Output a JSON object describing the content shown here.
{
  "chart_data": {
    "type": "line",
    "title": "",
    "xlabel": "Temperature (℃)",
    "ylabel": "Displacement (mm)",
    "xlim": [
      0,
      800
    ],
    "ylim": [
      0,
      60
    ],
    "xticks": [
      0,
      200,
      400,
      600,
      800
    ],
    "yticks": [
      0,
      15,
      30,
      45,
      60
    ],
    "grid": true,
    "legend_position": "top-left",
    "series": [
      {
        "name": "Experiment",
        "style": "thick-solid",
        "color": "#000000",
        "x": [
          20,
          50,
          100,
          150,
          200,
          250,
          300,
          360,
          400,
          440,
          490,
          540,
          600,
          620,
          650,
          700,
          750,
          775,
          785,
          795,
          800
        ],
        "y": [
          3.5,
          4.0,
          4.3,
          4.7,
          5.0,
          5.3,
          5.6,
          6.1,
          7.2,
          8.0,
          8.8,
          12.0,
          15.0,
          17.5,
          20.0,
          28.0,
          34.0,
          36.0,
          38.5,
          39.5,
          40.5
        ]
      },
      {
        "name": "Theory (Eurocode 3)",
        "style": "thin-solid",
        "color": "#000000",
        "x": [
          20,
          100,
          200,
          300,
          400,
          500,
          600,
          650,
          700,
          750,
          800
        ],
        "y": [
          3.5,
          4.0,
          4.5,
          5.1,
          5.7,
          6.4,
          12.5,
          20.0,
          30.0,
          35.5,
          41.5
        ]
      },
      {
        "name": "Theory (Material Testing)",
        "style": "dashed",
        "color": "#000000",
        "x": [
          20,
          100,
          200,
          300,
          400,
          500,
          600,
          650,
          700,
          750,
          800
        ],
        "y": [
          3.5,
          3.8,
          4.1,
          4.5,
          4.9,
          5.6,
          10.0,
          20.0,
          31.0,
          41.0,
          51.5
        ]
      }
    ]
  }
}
====
**Challenge**
Scan the material above. Copy each line that holds the word "Theory".

**Solution to this task**
        "name": "Theory (Eurocode 3)",
        "name": "Theory (Material Testing)",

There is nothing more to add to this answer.